**SHORT EXERCISE 1**
List the five standard "ups" that the interview article names, with the short description given for each.
**SHORT EXERCISE 2**
Continue the interview article past its last sentence, in the same voice.

Against all the odds, you’ve gotten an interview. A machine, an intern (or if you’re really lucky, your potential supervisor), read and did not immediately set your resume on fire or on the compost heap. The job is real and it looks like it pays actual money. The position is open and you’re both willing and able to do it. It’s all very shocking.
This freakish alignment of events means just one last hurdle stands between you and the job: the interview. Now what?
The Five Standard Ups
There are thousands of articles on interview techniques. Let me summarize them all for you rather tersely:
- Tidy up: use some soap and deodorant, and try not have a hair out of place.
- Dress up: wear something professional and inoffensive.
- Read up: know the job and the company.
- Show up: be present and attentive to your interviewer.
- Follow up: send a thank-you note or further questions to reiterate your interest.
These are the five standard "ups" of interviewing, the super-obvious things we all have to do. To reference "Wheel of Fortune," these are the RSTLNE of the interview game. They are the bare minimum requirements to get through your appointment.
So what can you do to stand out from all the other clean, professional, qualified, capable, and committed applicants? Just one thing: be interesting. How to do that? Take each of the ordinary ups, and spin it.
Let yourself be little rough around the edges.
Perfection is for robots. Imperfection is human. Maybe you bite your nails. Maybe you have an interesting scar. Maybe you have a foreign-in-this-corner-of-the-world accent. Talk about what makes you, well, you--you’ll feel less tense and your interviewer will appreciate your authenticity (that’s corporate code for humanity).
Be a little unprofessional.
You know what is the least professional thing in the world? Emotion. For all the talk in the business realm about passion and dedication and grit, showing any of those emotions as anything more than a bullet point is frowned upon. So let some emotion out. Admit you care about something beyond your job description, or that you’re working for something bigger than your paycheck. Your interviewers have feelings, too (and if they don’t, you should not accept any job or piece of candy they offer you).

(Entries for item positions)
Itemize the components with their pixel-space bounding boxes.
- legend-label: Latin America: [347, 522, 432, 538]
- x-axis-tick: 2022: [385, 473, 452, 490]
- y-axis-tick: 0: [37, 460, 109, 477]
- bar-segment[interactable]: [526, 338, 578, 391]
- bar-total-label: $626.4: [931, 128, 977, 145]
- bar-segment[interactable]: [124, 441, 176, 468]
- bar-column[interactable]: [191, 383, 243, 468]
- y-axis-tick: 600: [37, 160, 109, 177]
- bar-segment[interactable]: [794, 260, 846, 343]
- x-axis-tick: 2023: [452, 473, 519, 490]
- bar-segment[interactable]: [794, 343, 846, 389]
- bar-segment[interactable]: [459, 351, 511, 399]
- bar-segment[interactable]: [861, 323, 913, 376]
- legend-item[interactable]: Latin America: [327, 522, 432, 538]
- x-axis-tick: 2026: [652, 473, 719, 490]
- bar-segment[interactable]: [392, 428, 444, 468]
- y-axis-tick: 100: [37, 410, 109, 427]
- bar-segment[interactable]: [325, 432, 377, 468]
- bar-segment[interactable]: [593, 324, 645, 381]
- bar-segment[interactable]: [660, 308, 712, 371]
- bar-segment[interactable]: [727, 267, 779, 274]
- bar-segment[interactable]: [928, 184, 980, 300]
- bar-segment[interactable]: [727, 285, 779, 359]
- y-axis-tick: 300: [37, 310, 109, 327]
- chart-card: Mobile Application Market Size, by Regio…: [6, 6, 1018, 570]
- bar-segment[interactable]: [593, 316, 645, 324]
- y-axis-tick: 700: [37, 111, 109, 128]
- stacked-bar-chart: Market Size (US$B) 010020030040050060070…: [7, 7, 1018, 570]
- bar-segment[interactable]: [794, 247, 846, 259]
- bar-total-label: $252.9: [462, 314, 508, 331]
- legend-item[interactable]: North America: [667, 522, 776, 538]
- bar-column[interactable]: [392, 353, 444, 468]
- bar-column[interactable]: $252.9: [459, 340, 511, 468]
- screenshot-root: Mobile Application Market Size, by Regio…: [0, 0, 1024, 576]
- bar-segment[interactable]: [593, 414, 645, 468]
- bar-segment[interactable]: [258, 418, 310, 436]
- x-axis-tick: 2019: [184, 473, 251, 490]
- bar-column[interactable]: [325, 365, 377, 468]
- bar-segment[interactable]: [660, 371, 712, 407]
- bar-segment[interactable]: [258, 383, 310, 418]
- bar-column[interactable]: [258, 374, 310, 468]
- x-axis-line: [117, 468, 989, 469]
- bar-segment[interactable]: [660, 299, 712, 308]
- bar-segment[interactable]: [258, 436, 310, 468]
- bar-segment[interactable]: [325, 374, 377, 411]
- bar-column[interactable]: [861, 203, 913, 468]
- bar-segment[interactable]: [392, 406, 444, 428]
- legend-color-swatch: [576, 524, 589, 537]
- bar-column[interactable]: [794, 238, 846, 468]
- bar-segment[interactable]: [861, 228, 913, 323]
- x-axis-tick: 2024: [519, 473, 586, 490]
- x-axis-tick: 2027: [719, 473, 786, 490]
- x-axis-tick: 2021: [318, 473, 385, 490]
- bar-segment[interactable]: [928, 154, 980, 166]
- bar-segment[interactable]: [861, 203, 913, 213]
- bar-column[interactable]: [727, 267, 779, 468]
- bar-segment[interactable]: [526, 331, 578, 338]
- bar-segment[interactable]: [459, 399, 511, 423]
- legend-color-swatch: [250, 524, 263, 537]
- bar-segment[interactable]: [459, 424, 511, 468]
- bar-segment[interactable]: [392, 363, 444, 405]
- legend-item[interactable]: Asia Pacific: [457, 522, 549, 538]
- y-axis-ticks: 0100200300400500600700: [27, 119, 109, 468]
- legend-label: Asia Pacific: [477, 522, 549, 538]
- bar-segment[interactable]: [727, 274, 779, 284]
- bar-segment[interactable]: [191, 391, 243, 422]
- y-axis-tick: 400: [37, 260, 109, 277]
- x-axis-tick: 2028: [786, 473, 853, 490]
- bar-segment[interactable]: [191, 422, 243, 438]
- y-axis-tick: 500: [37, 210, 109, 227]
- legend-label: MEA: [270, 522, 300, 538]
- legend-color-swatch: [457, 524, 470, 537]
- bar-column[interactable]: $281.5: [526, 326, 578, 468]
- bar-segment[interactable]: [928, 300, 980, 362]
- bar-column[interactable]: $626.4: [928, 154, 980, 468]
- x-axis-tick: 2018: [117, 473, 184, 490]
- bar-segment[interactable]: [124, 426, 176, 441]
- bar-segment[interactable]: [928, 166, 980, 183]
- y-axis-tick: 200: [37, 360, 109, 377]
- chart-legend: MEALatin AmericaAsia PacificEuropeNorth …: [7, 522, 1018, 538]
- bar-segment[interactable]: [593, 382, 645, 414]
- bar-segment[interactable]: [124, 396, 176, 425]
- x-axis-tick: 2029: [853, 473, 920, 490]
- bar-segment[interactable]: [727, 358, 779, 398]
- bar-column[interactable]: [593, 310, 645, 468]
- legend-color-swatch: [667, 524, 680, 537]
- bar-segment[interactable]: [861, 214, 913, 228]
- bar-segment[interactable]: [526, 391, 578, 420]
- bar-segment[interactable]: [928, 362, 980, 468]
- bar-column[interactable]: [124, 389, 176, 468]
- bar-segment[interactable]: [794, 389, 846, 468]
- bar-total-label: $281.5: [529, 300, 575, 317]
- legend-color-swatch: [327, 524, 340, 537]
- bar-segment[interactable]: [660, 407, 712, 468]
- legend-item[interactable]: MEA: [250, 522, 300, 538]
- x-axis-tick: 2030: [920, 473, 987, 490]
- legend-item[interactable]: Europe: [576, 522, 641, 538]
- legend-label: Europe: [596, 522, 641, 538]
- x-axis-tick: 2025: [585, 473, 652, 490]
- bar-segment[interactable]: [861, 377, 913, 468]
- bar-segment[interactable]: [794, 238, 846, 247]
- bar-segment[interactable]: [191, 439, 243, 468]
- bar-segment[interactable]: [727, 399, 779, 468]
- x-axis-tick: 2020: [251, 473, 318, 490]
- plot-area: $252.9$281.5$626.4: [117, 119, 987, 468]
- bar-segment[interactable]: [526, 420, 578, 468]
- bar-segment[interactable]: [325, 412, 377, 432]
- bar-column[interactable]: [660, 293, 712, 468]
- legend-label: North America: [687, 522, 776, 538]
--
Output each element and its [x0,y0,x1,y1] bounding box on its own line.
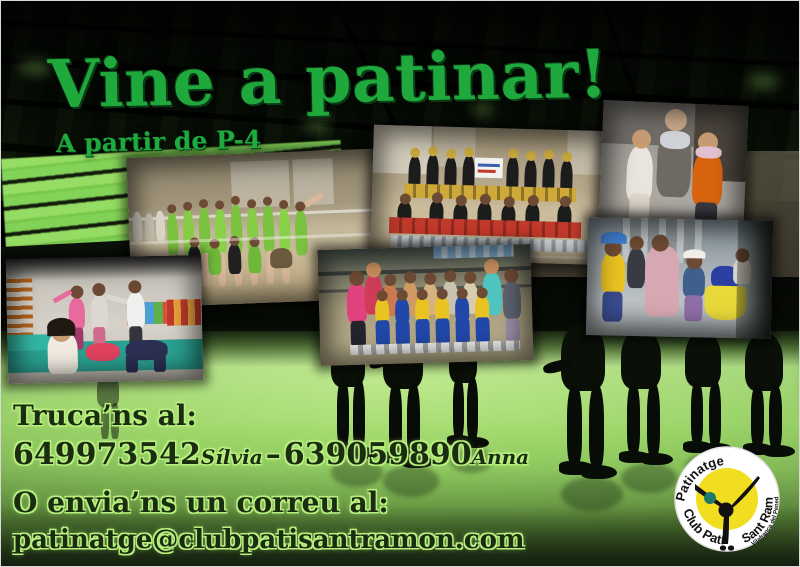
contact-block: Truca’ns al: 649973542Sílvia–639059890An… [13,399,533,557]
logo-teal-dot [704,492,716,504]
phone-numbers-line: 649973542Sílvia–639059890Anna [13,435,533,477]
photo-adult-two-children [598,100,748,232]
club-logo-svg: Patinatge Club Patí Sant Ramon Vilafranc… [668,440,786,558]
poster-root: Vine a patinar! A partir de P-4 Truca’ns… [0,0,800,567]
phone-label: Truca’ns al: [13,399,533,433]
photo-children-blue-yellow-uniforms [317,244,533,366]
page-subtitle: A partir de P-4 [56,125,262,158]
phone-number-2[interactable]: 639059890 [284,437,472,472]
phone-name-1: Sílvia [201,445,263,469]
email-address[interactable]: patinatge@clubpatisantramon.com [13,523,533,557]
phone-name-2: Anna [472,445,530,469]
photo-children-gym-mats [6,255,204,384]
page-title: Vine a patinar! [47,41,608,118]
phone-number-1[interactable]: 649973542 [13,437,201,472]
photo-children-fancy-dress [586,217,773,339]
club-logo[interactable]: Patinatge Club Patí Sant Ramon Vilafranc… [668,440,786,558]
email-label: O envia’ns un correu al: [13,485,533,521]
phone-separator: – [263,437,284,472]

**RESULT 1**
- Tidy up: use some soap and deodorant, and try not have a hair out of place.
- Dress up: wear something professional and inoffensive.
- Read up: know the job and the company.
- Show up: be present and attentive to your interviewer.
- Follow up: send a thank-you note or further questions to reiterate your interest.

**RESULT 2**
Read about anything other than the job.
The most awkward of all silences is the silence between sentences of an uncomfortable interview. Being able to change the subject, to interject an anecdote, or to break the silence with a bit of random information is a magnificent skill. Scan the headlines before your interview. Your ability to change subjects might just be the difference between an offer letter and perpetual HR silence.
Pay attention to the other people in the company.
Sure, you’re there to see someone specifically, but you need to observe and talk to others in the building while you’re there. Is anyone crying behind the dumpster? Are people laughing without fear of reprimand? Is the receptionist giving you a real or forced smile? You can learn a lot about a company by reading the body language of the people who work in it--then ask your interviewer about what you see. Your perceptiveness will be appreciated, especially when you comment on the positives.
Follow up, honestly, with yourself.
Now, the hardest question: Do you still want that job? Be honest. Be real. You may have impressed everyone you met and made a magnificent impression. You may get an offer, but is it still right for you? Are the people you met actually people you want to spend any more time with? Are you really ready to trade your time for what they are offering you? Sit with these questions before you send your thank you note. It might just be a "thanks, but no thanks," letter.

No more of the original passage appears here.